--- START Extracted text ---
Computer Algorithms II Lecture Notes

20 September 2007 • Recursion In Practice

Outline

• Recursion, advantages and disadvantages.

• Recursion examples.

• Implementation and costs.

• Automatic and maunal optimizations.

Recursion

• The general recursive framework is

  1. Split a problem into smaller similar, subproblems.

  2. Repeat until the subproblems are trivial.

  3. Recombine subproblem solutions into a solution for the originating (sub)problem.

• The framework is driven by the problem structure, either naturally or induced.

Recursion Advantages

• Recursion's advantages include:

  • Simplicity: the trivial problem, dividing problems and recombining solutions.

  • Wide applicability: recursion can be discovered in surprising places.

  • Transparency: correct recursive algorithms are correct (almost) by inspection.

  • Cliched: recursion works unmodified over a wide range of problems.

Recursion Disadvantages

• Problems with recursion include

  • Computational expense.

    • Easily and (usually) automatically transformed into more efficient forms.

  • Opacity, particularly among the uninitiated.

    • Oh well.

  • Subtle design errors.

    • Few hiding places.

Iterative Matrix Sum

• Given two n × n matrices, return their sum.

  for row = 1 to n
    for col = 1 to n
      s[row, col] = 
        a[row, col] + b[row, col] 
  

• Simple and fast.

Recursive Matrix Sum

row-by-row(row, n)
  if row < n
    col-by-col(row, 0, n)
    row-by-row(row + 1, n)

col-by-col(row, col, n)
  if col < n
    s[row, col] = 
      a[row, col] + b[row + col]
    col-by-col(row, col + 1, n)

row-by-row(0, n)

• What's the recursive matrix structure used?

Matrix Decomposition

• A matrix is a row on top of a matrix, but what is a row?

  • This decomposition is degenerate.
--- END Extracted text ---
--- START Record set ---
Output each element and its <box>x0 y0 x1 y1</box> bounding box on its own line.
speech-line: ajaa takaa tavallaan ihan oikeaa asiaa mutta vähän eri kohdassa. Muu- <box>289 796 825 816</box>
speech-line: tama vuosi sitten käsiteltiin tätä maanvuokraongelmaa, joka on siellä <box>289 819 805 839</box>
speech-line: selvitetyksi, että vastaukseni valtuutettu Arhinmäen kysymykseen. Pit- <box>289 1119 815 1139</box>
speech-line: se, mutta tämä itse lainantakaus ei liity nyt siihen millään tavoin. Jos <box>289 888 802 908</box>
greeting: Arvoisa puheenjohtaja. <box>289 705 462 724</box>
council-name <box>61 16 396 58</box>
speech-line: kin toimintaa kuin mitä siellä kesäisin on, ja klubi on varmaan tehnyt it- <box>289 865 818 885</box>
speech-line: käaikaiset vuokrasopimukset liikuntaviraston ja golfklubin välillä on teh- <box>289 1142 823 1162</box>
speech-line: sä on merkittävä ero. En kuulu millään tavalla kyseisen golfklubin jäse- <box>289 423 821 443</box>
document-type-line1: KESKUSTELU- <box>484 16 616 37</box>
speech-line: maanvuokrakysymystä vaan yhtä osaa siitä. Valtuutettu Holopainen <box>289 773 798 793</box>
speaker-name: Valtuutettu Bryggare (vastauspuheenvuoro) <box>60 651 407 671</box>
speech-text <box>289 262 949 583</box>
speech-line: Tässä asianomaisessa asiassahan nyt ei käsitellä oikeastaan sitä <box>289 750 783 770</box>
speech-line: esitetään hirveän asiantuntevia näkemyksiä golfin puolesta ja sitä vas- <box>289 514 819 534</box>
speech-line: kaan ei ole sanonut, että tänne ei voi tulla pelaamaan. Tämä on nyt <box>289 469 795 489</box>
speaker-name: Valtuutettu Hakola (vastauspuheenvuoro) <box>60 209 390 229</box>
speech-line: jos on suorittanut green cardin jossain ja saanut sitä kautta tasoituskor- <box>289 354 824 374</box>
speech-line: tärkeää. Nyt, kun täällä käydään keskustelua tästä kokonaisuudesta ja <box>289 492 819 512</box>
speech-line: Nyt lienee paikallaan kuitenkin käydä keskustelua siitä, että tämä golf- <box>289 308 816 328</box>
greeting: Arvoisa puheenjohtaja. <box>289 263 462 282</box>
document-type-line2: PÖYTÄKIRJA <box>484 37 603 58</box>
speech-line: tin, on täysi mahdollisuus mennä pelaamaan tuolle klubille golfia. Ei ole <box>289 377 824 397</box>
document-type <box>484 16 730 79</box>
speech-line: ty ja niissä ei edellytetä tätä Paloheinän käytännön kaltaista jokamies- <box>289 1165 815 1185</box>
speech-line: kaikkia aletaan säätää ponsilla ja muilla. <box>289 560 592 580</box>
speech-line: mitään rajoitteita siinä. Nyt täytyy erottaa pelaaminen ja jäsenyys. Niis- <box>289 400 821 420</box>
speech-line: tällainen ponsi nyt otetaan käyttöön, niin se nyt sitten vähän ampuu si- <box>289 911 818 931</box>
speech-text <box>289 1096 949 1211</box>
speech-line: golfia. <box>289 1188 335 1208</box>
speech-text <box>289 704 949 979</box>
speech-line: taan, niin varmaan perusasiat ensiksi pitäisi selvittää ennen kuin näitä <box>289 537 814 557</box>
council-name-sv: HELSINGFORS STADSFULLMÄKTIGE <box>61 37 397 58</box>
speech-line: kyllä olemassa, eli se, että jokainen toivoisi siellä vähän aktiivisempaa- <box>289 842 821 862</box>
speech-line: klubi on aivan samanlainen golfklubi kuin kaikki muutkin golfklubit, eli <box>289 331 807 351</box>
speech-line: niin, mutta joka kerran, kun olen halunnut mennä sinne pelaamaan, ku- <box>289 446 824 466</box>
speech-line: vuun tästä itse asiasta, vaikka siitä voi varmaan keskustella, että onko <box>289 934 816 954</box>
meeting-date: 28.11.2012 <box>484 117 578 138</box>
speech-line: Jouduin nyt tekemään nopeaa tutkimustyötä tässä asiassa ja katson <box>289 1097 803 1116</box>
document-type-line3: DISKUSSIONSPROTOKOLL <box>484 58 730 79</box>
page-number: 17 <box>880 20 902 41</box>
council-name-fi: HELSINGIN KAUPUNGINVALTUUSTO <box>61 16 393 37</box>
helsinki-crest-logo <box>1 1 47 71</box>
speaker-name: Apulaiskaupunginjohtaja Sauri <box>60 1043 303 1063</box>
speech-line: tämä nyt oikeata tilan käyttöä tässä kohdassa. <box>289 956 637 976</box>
--- END Record set ---
# What to work on
- A) In the recursion lecture notes, what drives the general recursive framework?
- B) Write out the stretch of the recursion lecture notes from "row-by-row(row + 1, n)" through "row-by-row(0, n)".
The records are material separate from the lecture notes on recursion.

# Written responses
- A) The problem structure, either naturally or induced.

- B)
row-by-row(row + 1, n)

col-by-col(row, col, n)
  if col < n
    s[row, col] = 
      a[row, col] + b[row + col]
    col-by-col(row, col + 1, n)

row-by-row(0, n)